- [Given instruction]: Report every line in the listing that contains the string "scenario".

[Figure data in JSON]
#####
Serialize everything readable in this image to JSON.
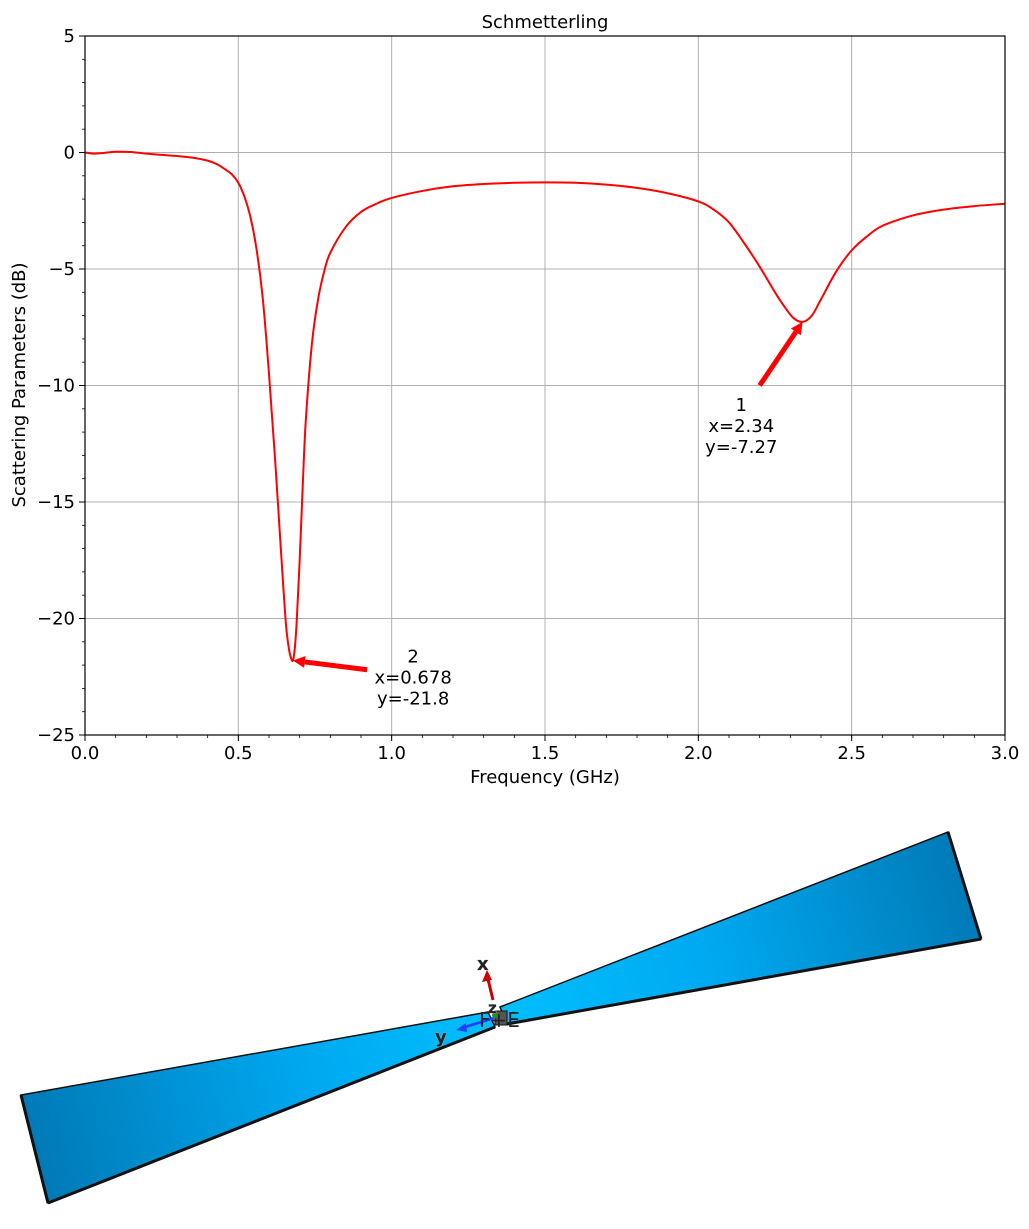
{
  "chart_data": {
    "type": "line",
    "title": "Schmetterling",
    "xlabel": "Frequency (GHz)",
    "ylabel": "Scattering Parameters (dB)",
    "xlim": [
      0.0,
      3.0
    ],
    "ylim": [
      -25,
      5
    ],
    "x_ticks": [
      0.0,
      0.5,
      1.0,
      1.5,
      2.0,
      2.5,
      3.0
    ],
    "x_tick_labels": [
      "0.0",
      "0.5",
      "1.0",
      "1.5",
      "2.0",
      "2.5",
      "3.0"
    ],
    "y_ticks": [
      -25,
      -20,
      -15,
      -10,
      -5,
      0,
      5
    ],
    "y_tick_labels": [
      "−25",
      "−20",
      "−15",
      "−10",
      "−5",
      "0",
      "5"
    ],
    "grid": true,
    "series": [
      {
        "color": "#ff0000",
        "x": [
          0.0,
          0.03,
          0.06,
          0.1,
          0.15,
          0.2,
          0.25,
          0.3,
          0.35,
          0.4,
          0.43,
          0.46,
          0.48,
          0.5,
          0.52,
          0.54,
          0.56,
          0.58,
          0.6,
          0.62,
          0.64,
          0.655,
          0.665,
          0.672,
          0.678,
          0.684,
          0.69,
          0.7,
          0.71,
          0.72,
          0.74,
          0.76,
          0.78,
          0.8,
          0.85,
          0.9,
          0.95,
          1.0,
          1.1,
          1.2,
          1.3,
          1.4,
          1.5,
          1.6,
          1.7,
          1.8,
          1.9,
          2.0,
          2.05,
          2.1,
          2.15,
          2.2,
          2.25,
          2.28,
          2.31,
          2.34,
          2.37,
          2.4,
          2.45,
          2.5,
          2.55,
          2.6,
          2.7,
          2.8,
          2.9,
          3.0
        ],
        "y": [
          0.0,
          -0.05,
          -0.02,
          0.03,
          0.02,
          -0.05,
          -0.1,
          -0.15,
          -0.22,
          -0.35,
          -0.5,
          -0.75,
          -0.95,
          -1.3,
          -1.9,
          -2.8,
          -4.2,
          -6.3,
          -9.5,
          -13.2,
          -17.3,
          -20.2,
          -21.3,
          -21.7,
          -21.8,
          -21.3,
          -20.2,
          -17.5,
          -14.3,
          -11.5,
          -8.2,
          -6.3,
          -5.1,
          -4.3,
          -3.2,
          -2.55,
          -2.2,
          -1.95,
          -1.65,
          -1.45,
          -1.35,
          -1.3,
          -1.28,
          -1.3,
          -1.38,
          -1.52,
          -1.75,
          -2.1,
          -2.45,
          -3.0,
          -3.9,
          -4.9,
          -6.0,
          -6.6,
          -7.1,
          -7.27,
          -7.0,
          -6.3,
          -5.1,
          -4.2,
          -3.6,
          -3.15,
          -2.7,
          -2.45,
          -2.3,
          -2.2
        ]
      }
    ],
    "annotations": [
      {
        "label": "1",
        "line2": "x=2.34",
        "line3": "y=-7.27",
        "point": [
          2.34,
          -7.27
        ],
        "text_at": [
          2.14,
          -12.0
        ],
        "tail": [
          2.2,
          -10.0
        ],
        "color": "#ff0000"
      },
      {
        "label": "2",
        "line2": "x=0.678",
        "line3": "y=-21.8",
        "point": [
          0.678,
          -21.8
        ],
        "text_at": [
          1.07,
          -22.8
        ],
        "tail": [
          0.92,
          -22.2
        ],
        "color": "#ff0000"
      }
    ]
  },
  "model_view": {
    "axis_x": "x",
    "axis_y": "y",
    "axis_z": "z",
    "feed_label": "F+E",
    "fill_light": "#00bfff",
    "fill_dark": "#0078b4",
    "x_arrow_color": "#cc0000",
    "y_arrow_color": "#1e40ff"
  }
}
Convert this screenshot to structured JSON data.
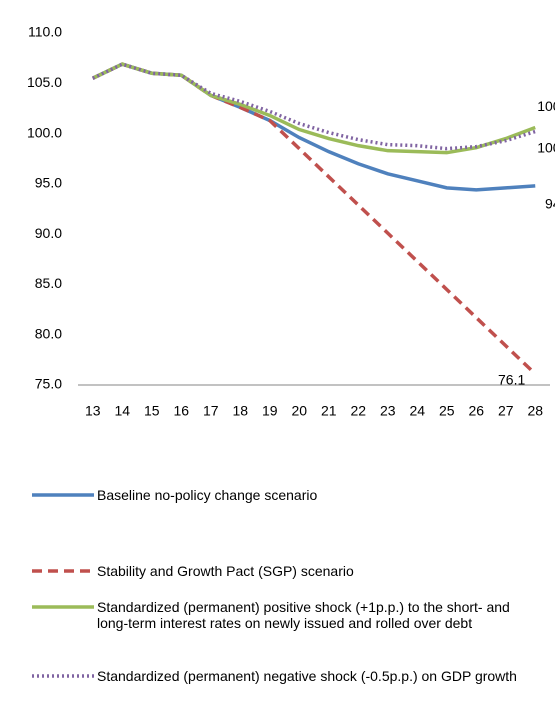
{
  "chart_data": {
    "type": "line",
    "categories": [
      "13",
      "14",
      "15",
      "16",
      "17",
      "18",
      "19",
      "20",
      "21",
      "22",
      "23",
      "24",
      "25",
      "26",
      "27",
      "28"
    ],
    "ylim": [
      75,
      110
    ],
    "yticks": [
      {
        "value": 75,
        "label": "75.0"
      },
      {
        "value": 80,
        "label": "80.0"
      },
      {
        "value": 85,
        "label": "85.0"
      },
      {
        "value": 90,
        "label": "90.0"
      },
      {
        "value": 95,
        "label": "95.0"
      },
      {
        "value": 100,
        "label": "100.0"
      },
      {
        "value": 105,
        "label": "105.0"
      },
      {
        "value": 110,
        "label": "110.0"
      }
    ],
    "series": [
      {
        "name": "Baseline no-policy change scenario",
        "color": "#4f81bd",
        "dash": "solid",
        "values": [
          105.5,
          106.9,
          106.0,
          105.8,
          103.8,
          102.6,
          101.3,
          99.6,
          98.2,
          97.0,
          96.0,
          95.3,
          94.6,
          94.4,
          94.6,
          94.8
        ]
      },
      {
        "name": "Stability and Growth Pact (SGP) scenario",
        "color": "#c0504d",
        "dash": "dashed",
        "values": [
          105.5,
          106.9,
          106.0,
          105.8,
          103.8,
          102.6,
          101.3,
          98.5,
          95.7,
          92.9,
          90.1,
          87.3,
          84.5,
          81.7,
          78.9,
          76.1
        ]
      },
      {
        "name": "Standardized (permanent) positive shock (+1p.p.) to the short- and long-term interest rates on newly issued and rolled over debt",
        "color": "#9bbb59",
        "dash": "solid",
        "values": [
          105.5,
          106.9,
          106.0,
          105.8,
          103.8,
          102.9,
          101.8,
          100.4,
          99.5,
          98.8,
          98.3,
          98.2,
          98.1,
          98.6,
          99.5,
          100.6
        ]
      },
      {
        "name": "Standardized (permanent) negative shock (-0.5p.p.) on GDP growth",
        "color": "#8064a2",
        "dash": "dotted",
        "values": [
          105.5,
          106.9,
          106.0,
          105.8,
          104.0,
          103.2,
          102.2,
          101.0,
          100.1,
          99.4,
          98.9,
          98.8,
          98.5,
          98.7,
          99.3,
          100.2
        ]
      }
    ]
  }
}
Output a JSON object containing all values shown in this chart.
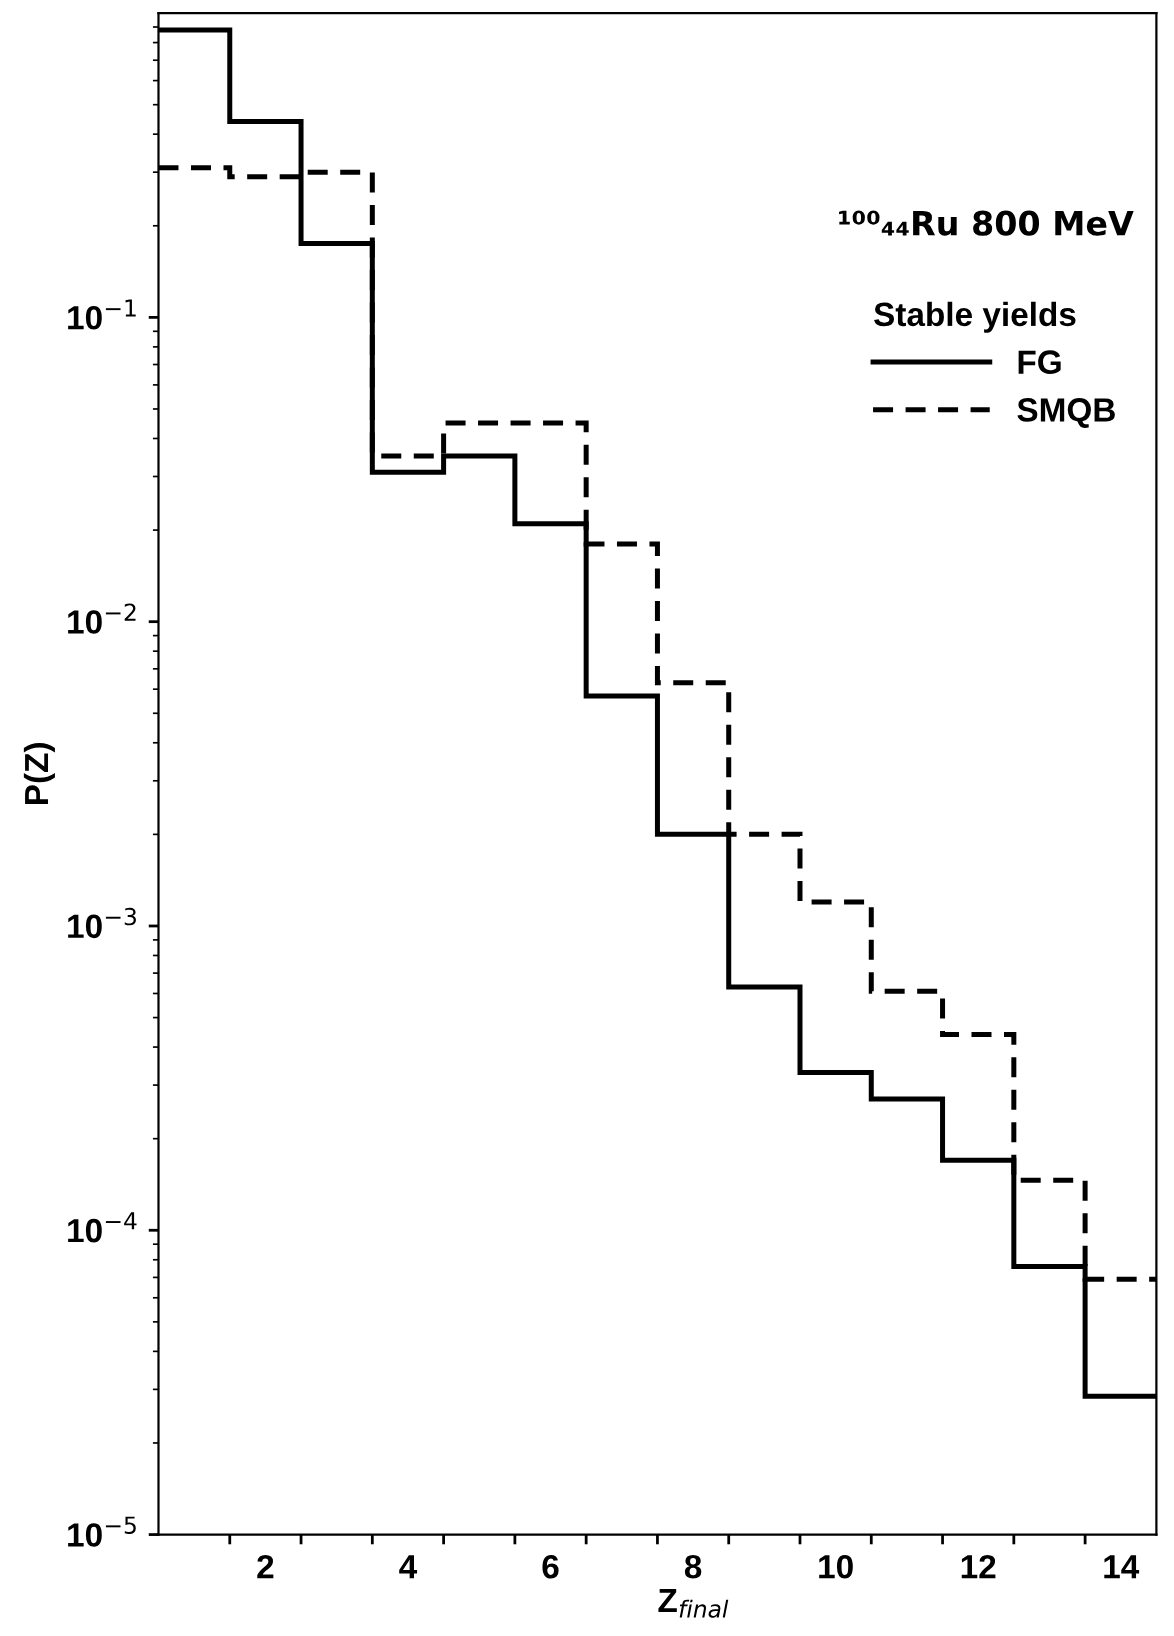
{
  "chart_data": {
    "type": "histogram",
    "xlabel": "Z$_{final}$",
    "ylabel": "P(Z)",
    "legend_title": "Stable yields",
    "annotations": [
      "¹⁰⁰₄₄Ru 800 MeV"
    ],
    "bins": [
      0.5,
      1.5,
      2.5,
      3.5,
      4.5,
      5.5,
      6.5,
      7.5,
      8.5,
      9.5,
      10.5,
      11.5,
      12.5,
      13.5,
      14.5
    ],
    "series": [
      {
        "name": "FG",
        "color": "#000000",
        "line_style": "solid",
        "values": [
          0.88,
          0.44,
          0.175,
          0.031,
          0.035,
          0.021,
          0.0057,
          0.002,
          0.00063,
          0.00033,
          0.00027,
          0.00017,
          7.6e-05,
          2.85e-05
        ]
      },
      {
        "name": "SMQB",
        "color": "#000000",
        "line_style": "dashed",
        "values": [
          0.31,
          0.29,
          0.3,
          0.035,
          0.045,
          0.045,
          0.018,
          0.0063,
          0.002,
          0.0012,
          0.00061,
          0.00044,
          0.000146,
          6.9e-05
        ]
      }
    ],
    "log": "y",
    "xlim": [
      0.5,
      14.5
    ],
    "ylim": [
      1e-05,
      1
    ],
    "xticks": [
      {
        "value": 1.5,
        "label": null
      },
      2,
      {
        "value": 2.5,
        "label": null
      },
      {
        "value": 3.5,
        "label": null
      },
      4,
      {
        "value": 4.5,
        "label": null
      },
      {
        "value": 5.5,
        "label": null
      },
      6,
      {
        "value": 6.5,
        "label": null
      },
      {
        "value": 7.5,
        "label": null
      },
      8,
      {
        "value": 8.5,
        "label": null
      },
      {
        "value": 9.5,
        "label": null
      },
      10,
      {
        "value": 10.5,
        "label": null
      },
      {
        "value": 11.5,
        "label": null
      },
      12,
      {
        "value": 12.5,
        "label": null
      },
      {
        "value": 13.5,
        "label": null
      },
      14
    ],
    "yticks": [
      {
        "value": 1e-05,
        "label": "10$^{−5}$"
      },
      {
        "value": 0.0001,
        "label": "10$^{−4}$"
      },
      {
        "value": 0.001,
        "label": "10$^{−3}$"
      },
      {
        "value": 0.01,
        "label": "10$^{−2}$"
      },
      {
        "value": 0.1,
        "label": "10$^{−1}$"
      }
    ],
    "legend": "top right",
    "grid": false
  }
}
#####
- [Full output]:
        "name": "Baseline no-policy change scenario",
        "name": "Stability and Growth Pact (SGP) scenario",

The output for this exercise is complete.